Task requirements » Write out each line exactly as it stands, please.

[Records from a data source]
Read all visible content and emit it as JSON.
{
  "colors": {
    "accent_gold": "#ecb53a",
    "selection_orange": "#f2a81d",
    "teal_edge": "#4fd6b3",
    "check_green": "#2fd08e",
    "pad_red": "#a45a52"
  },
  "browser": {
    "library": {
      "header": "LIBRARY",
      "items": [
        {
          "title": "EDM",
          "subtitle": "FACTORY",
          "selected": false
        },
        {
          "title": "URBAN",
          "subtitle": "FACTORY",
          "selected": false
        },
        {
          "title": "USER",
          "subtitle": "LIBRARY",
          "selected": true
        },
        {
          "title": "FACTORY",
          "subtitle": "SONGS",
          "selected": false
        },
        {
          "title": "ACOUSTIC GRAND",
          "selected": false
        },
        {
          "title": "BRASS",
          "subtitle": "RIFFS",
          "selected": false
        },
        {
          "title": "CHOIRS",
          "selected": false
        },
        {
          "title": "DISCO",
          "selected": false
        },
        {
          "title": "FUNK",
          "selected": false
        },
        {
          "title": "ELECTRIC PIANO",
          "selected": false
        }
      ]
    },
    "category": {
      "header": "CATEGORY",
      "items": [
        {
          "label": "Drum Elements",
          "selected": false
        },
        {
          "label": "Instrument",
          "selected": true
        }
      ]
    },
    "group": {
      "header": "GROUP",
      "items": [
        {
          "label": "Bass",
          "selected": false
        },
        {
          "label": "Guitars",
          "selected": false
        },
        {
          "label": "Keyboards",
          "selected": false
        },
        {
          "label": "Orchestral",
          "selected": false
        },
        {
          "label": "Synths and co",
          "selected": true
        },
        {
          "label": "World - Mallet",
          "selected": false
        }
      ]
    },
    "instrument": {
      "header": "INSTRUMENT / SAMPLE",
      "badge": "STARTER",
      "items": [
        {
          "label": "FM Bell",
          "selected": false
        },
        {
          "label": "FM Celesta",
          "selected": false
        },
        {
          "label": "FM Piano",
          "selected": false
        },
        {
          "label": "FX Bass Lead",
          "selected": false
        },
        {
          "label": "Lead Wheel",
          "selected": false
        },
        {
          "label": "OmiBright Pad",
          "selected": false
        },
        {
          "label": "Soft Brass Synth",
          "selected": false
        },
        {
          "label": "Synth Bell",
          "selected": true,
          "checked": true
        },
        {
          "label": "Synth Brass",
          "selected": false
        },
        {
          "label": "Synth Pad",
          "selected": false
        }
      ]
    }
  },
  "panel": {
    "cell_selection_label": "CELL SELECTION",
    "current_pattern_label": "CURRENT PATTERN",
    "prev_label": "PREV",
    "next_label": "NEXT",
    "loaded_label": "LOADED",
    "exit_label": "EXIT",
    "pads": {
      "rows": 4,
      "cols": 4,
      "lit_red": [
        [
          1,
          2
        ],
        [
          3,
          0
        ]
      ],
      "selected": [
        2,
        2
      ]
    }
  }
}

Output of the task »
Read all visible content and emit it as JSON.
{
  "colors": {
    "accent_gold": "#ecb53a",
    "selection_orange": "#f2a81d",
    "teal_edge": "#4fd6b3",
    "check_green": "#2fd08e",
    "pad_red": "#a45a52"
  },
  "browser": {
    "library": {
      "header": "LIBRARY",
      "items": [
        {
          "title": "EDM",
          "subtitle": "FACTORY",
          "selected": false
        },
        {
          "title": "URBAN",
          "subtitle": "FACTORY",
          "selected": false
        },
        {
          "title": "USER",
          "subtitle": "LIBRARY",
          "selected": true
        },
        {
          "title": "FACTORY",
          "subtitle": "SONGS",
          "selected": false
        },
        {
          "title": "ACOUSTIC GRAND",
          "selected": false
        },
        {
          "title": "BRASS",
          "subtitle": "RIFFS",
          "selected": false
        },
        {
          "title": "CHOIRS",
          "selected": false
        },
        {
          "title": "DISCO",
          "selected": false
        },
        {
          "title": "FUNK",
          "selected": false
        },
        {
          "title": "ELECTRIC PIANO",
          "selected": false
        }
      ]
    },
    "category": {
      "header": "CATEGORY",
      "items": [
        {
          "label": "Drum Elements",
          "selected": false
        },
        {
          "label": "Instrument",
          "selected": true
        }
      ]
    },
    "group": {
      "header": "GROUP",
      "items": [
        {
          "label": "Bass",
          "selected": false
        },
        {
          "label": "Guitars",
          "selected": false
        },
        {
          "label": "Keyboards",
          "selected": false
        },
        {
          "label": "Orchestral",
          "selected": false
        },
        {
          "label": "Synths and co",
          "selected": true
        },
        {
          "label": "World - Mallet",
          "selected": false
        }
      ]
    },
    "instrument": {
      "header": "INSTRUMENT / SAMPLE",
      "badge": "STARTER",
      "items": [
        {
          "label": "FM Bell",
          "selected": false
        },
        {
          "label": "FM Celesta",
          "selected": false
        },
        {
          "label": "FM Piano",
          "selected": false
        },
        {
          "label": "FX Bass Lead",
          "selected": false
        },
        {
          "label": "Lead Wheel",
          "selected": false
        },
        {
          "label": "OmiBright Pad",
          "selected": false
        },
        {
          "label": "Soft Brass Synth",
          "selected": false
        },
        {
          "label": "Synth Bell",
          "selected": true,
          "checked": true
        },
        {
          "label": "Synth Brass",
          "selected": false
        },
        {
          "label": "Synth Pad",
          "selected": false
        }
      ]
    }
  },
  "panel": {
    "cell_selection_label": "CELL SELECTION",
    "current_pattern_label": "CURRENT PATTERN",
    "prev_label": "PREV",
    "next_label": "NEXT",
    "loaded_label": "LOADED",
    "exit_label": "EXIT",
    "pads": {
      "rows": 4,
      "cols": 4,
      "lit_red": [
        [
          1,
          2
        ],
        [
          3,
          0
        ]
      ],
      "selected": [
        2,
        2
      ]
    }
  }
}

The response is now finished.